■ Aim of the task: Copy out all lines where "extend" appears.

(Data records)

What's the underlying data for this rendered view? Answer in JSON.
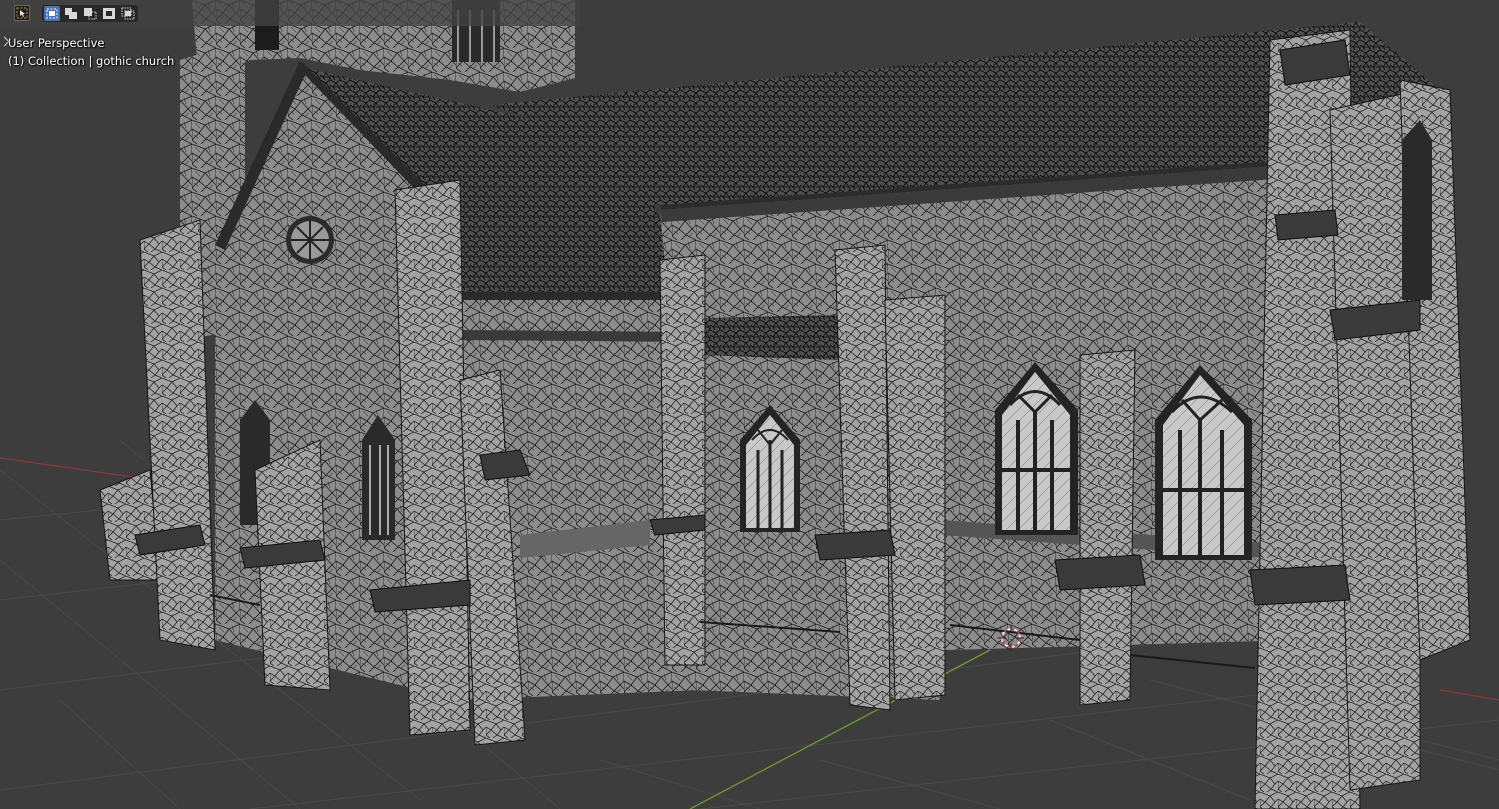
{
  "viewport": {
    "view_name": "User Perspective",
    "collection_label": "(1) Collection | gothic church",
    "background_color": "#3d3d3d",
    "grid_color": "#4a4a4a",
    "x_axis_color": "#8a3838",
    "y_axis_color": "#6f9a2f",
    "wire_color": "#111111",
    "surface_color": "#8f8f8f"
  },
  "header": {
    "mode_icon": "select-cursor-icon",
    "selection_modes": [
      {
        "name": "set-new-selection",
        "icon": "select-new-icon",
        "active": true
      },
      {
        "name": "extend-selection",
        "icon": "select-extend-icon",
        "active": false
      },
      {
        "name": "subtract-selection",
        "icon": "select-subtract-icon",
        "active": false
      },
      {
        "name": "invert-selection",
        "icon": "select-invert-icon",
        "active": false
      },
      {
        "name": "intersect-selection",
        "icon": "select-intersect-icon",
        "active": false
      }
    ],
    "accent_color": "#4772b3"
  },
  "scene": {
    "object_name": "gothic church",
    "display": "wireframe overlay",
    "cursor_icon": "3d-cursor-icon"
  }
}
---
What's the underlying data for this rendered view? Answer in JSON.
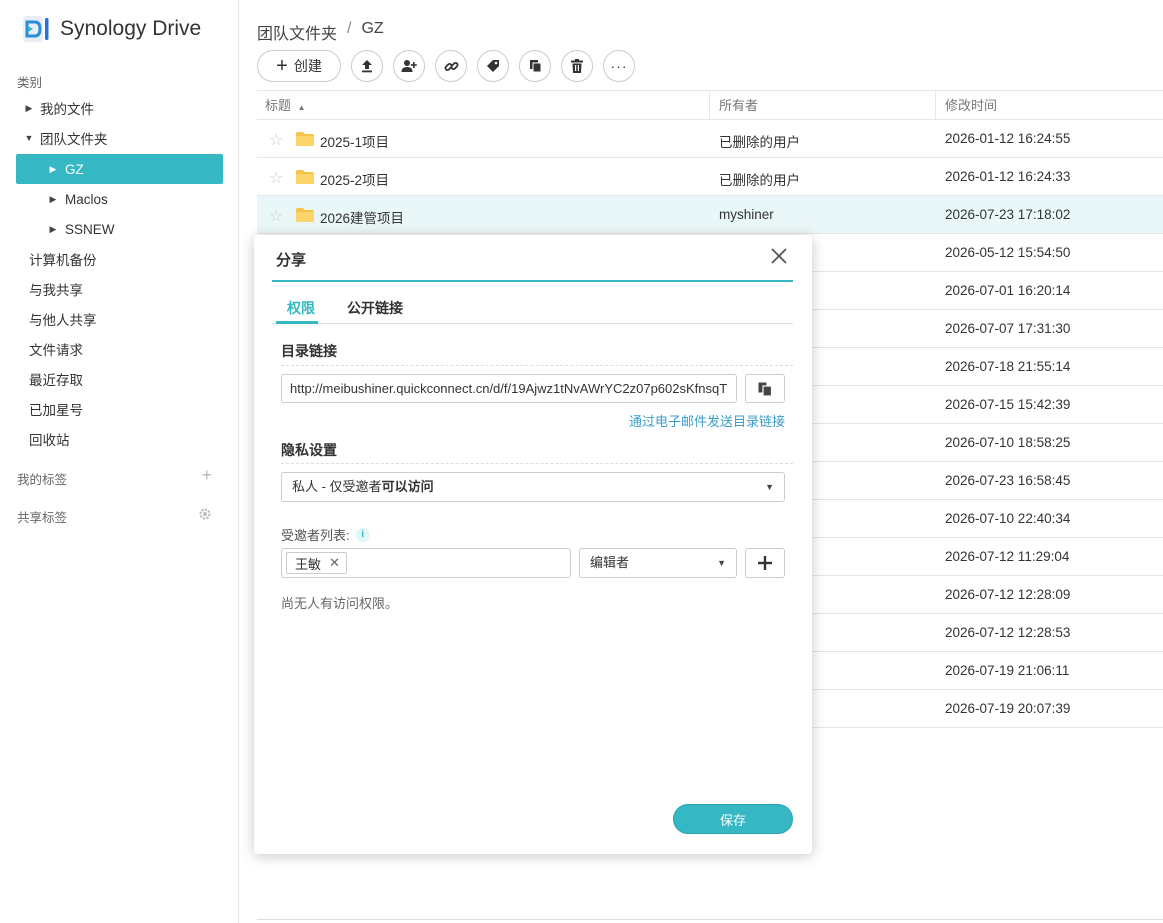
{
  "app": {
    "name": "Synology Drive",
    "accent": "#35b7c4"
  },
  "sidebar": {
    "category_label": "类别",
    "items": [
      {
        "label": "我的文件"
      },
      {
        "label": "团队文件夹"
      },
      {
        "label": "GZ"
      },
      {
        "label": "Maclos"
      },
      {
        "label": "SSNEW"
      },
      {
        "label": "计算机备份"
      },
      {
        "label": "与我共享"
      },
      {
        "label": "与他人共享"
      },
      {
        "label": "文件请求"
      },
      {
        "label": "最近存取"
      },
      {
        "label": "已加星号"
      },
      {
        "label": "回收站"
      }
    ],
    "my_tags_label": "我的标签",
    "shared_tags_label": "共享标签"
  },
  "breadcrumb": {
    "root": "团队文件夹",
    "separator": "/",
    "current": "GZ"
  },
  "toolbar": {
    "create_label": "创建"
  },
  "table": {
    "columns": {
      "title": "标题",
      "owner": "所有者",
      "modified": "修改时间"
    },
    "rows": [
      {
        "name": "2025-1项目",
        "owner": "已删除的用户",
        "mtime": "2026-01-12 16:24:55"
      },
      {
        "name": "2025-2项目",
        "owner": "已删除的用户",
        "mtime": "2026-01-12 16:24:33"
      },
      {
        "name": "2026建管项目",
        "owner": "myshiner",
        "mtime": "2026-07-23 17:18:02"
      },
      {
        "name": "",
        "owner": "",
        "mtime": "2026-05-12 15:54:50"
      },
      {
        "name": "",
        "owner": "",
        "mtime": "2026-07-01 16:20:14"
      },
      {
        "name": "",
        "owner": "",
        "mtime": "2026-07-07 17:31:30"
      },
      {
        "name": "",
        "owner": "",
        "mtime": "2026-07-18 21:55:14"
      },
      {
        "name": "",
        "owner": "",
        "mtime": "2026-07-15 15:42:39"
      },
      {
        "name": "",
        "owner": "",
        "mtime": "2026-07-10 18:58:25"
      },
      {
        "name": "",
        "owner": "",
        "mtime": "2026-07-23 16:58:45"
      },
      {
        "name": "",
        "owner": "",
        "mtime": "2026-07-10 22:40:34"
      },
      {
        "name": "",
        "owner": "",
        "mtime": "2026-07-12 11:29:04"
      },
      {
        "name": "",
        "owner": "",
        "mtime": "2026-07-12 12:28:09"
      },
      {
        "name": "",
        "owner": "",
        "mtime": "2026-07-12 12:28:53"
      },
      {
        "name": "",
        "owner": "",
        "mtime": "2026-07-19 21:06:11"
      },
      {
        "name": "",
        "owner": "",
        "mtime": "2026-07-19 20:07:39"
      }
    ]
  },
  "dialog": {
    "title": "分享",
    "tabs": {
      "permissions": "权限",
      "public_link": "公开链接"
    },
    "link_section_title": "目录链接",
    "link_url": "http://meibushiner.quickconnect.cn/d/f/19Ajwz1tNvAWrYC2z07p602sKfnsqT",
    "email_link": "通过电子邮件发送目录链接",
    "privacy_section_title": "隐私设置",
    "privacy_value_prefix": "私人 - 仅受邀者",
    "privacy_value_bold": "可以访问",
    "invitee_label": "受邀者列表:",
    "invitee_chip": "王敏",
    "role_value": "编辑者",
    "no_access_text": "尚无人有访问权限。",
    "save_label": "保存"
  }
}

■ Finished answer:
        "name": "extend-selection",
        "icon": "select-extend-icon",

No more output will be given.